(Extracts from a graphics dataset)
┌────────
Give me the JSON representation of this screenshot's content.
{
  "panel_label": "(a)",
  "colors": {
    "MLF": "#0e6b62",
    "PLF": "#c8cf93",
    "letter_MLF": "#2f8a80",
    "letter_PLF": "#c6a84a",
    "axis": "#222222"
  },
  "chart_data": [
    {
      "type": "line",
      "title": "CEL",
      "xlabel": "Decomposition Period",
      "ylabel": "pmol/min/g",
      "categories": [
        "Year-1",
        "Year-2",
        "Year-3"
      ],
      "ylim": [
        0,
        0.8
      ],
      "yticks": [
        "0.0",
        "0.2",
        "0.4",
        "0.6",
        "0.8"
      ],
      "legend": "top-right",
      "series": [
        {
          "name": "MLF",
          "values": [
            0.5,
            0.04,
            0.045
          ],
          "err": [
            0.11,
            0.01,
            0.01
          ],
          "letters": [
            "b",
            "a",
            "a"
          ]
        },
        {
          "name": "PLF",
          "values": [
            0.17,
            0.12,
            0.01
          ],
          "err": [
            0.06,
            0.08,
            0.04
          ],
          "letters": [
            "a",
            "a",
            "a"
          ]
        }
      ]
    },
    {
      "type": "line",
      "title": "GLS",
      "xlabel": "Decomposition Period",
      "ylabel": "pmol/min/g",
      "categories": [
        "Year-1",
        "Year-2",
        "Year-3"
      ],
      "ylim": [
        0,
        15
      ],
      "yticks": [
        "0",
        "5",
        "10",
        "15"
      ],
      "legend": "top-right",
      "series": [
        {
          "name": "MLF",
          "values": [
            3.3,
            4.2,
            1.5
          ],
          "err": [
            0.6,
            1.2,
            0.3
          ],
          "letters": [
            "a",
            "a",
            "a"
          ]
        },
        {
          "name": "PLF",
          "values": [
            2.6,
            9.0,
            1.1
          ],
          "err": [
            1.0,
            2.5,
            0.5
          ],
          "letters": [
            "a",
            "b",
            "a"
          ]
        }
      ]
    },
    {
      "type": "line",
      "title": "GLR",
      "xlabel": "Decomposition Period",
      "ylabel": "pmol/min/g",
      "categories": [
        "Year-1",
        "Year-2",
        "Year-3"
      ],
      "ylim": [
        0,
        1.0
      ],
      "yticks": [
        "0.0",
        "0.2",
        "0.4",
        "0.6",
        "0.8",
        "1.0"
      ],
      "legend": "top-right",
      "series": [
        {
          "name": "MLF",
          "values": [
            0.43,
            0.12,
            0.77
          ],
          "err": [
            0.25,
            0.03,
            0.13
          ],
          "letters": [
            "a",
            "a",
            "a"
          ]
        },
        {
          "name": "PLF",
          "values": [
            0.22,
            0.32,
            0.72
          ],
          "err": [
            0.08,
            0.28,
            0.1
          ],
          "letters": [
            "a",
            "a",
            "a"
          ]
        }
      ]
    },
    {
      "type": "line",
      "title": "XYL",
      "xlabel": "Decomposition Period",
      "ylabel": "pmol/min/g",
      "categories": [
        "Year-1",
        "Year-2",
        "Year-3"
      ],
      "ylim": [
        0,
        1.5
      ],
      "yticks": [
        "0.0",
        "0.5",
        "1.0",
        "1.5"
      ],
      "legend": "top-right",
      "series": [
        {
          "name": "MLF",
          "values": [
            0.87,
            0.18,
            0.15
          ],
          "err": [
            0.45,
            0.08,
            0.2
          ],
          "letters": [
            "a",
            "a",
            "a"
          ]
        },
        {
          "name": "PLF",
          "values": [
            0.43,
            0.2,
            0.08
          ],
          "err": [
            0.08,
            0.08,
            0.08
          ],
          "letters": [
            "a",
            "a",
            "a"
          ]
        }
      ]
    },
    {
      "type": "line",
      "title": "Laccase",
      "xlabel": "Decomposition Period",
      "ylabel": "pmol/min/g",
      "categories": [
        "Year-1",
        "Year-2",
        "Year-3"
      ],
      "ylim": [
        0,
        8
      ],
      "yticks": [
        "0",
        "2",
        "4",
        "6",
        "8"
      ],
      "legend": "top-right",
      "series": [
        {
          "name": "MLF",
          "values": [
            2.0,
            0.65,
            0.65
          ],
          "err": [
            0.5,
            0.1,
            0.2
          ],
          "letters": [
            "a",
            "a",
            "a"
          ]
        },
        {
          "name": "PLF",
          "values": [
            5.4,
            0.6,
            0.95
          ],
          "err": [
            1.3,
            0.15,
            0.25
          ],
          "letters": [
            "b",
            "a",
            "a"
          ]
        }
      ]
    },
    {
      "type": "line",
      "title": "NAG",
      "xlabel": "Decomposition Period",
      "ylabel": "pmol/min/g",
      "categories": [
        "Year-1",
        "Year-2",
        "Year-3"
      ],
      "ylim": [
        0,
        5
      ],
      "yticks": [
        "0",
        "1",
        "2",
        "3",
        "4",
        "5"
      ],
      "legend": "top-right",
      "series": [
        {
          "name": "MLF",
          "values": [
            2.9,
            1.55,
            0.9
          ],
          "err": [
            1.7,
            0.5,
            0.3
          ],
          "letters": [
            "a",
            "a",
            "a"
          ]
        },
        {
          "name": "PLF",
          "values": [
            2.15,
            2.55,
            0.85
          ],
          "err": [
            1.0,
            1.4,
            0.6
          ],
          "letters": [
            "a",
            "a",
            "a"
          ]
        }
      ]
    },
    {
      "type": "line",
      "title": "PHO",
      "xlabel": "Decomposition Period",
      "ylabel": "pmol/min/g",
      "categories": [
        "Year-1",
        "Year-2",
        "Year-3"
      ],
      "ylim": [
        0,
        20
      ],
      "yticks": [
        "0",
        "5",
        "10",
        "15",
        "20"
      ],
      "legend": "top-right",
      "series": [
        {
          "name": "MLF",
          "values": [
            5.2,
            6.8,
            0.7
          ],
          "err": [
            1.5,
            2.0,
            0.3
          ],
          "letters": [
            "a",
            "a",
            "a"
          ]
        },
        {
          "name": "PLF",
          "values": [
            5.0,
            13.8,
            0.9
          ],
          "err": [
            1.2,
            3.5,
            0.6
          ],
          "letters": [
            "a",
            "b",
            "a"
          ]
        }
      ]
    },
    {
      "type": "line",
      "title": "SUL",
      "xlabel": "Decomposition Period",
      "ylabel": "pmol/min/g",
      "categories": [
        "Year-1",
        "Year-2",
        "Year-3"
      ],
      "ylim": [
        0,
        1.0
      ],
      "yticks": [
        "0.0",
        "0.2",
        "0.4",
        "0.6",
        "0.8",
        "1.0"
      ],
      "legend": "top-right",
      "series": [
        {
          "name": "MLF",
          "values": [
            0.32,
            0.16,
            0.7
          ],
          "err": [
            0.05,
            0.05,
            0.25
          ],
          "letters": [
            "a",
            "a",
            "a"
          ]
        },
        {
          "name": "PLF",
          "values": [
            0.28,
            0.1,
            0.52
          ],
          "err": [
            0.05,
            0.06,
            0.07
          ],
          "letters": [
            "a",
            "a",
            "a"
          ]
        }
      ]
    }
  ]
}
└────────
→ **EXERCISE BRIEF**: What do the records say? Quote them all exactly.

→ **SOLVED PROBLEM**:
Give me the JSON representation of this screenshot's content.
{
  "panel_label": "(a)",
  "colors": {
    "MLF": "#0e6b62",
    "PLF": "#c8cf93",
    "letter_MLF": "#2f8a80",
    "letter_PLF": "#c6a84a",
    "axis": "#222222"
  },
  "chart_data": [
    {
      "type": "line",
      "title": "CEL",
      "xlabel": "Decomposition Period",
      "ylabel": "pmol/min/g",
      "categories": [
        "Year-1",
        "Year-2",
        "Year-3"
      ],
      "ylim": [
        0,
        0.8
      ],
      "yticks": [
        "0.0",
        "0.2",
        "0.4",
        "0.6",
        "0.8"
      ],
      "legend": "top-right",
      "series": [
        {
          "name": "MLF",
          "values": [
            0.5,
            0.04,
            0.045
          ],
          "err": [
            0.11,
            0.01,
            0.01
          ],
          "letters": [
            "b",
            "a",
            "a"
          ]
        },
        {
          "name": "PLF",
          "values": [
            0.17,
            0.12,
            0.01
          ],
          "err": [
            0.06,
            0.08,
            0.04
          ],
          "letters": [
            "a",
            "a",
            "a"
          ]
        }
      ]
    },
    {
      "type": "line",
      "title": "GLS",
      "xlabel": "Decomposition Period",
      "ylabel": "pmol/min/g",
      "categories": [
        "Year-1",
        "Year-2",
        "Year-3"
      ],
      "ylim": [
        0,
        15
      ],
      "yticks": [
        "0",
        "5",
        "10",
        "15"
      ],
      "legend": "top-right",
      "series": [
        {
          "name": "MLF",
          "values": [
            3.3,
            4.2,
            1.5
          ],
          "err": [
            0.6,
            1.2,
            0.3
          ],
          "letters": [
            "a",
            "a",
            "a"
          ]
        },
        {
          "name": "PLF",
          "values": [
            2.6,
            9.0,
            1.1
          ],
          "err": [
            1.0,
            2.5,
            0.5
          ],
          "letters": [
            "a",
            "b",
            "a"
          ]
        }
      ]
    },
    {
      "type": "line",
      "title": "GLR",
      "xlabel": "Decomposition Period",
      "ylabel": "pmol/min/g",
      "categories": [
        "Year-1",
        "Year-2",
        "Year-3"
      ],
      "ylim": [
        0,
        1.0
      ],
      "yticks": [
        "0.0",
        "0.2",
        "0.4",
        "0.6",
        "0.8",
        "1.0"
      ],
      "legend": "top-right",
      "series": [
        {
          "name": "MLF",
          "values": [
            0.43,
            0.12,
            0.77
          ],
          "err": [
            0.25,
            0.03,
            0.13
          ],
          "letters": [
            "a",
            "a",
            "a"
          ]
        },
        {
          "name": "PLF",
          "values": [
            0.22,
            0.32,
            0.72
          ],
          "err": [
            0.08,
            0.28,
            0.1
          ],
          "letters": [
            "a",
            "a",
            "a"
          ]
        }
      ]
    },
    {
      "type": "line",
      "title": "XYL",
      "xlabel": "Decomposition Period",
      "ylabel": "pmol/min/g",
      "categories": [
        "Year-1",
        "Year-2",
        "Year-3"
      ],
      "ylim": [
        0,
        1.5
      ],
      "yticks": [
        "0.0",
        "0.5",
        "1.0",
        "1.5"
      ],
      "legend": "top-right",
      "series": [
        {
          "name": "MLF",
          "values": [
            0.87,
            0.18,
            0.15
          ],
          "err": [
            0.45,
            0.08,
            0.2
          ],
          "letters": [
            "a",
            "a",
            "a"
          ]
        },
        {
          "name": "PLF",
          "values": [
            0.43,
            0.2,
            0.08
          ],
          "err": [
            0.08,
            0.08,
            0.08
          ],
          "letters": [
            "a",
            "a",
            "a"
          ]
        }
      ]
    },
    {
      "type": "line",
      "title": "Laccase",
      "xlabel": "Decomposition Period",
      "ylabel": "pmol/min/g",
      "categories": [
        "Year-1",
        "Year-2",
        "Year-3"
      ],
      "ylim": [
        0,
        8
      ],
      "yticks": [
        "0",
        "2",
        "4",
        "6",
        "8"
      ],
      "legend": "top-right",
      "series": [
        {
          "name": "MLF",
          "values": [
            2.0,
            0.65,
            0.65
          ],
          "err": [
            0.5,
            0.1,
            0.2
          ],
          "letters": [
            "a",
            "a",
            "a"
          ]
        },
        {
          "name": "PLF",
          "values": [
            5.4,
            0.6,
            0.95
          ],
          "err": [
            1.3,
            0.15,
            0.25
          ],
          "letters": [
            "b",
            "a",
            "a"
          ]
        }
      ]
    },
    {
      "type": "line",
      "title": "NAG",
      "xlabel": "Decomposition Period",
      "ylabel": "pmol/min/g",
      "categories": [
        "Year-1",
        "Year-2",
        "Year-3"
      ],
      "ylim": [
        0,
        5
      ],
      "yticks": [
        "0",
        "1",
        "2",
        "3",
        "4",
        "5"
      ],
      "legend": "top-right",
      "series": [
        {
          "name": "MLF",
          "values": [
            2.9,
            1.55,
            0.9
          ],
          "err": [
            1.7,
            0.5,
            0.3
          ],
          "letters": [
            "a",
            "a",
            "a"
          ]
        },
        {
          "name": "PLF",
          "values": [
            2.15,
            2.55,
            0.85
          ],
          "err": [
            1.0,
            1.4,
            0.6
          ],
          "letters": [
            "a",
            "a",
            "a"
          ]
        }
      ]
    },
    {
      "type": "line",
      "title": "PHO",
      "xlabel": "Decomposition Period",
      "ylabel": "pmol/min/g",
      "categories": [
        "Year-1",
        "Year-2",
        "Year-3"
      ],
      "ylim": [
        0,
        20
      ],
      "yticks": [
        "0",
        "5",
        "10",
        "15",
        "20"
      ],
      "legend": "top-right",
      "series": [
        {
          "name": "MLF",
          "values": [
            5.2,
            6.8,
            0.7
          ],
          "err": [
            1.5,
            2.0,
            0.3
          ],
          "letters": [
            "a",
            "a",
            "a"
          ]
        },
        {
          "name": "PLF",
          "values": [
            5.0,
            13.8,
            0.9
          ],
          "err": [
            1.2,
            3.5,
            0.6
          ],
          "letters": [
            "a",
            "b",
            "a"
          ]
        }
      ]
    },
    {
      "type": "line",
      "title": "SUL",
      "xlabel": "Decomposition Period",
      "ylabel": "pmol/min/g",
      "categories": [
        "Year-1",
        "Year-2",
        "Year-3"
      ],
      "ylim": [
        0,
        1.0
      ],
      "yticks": [
        "0.0",
        "0.2",
        "0.4",
        "0.6",
        "0.8",
        "1.0"
      ],
      "legend": "top-right",
      "series": [
        {
          "name": "MLF",
          "values": [
            0.32,
            0.16,
            0.7
          ],
          "err": [
            0.05,
            0.05,
            0.25
          ],
          "letters": [
            "a",
            "a",
            "a"
          ]
        },
        {
          "name": "PLF",
          "values": [
            0.28,
            0.1,
            0.52
          ],
          "err": [
            0.05,
            0.06,
            0.07
          ],
          "letters": [
            "a",
            "a",
            "a"
          ]
        }
      ]
    }
  ]
}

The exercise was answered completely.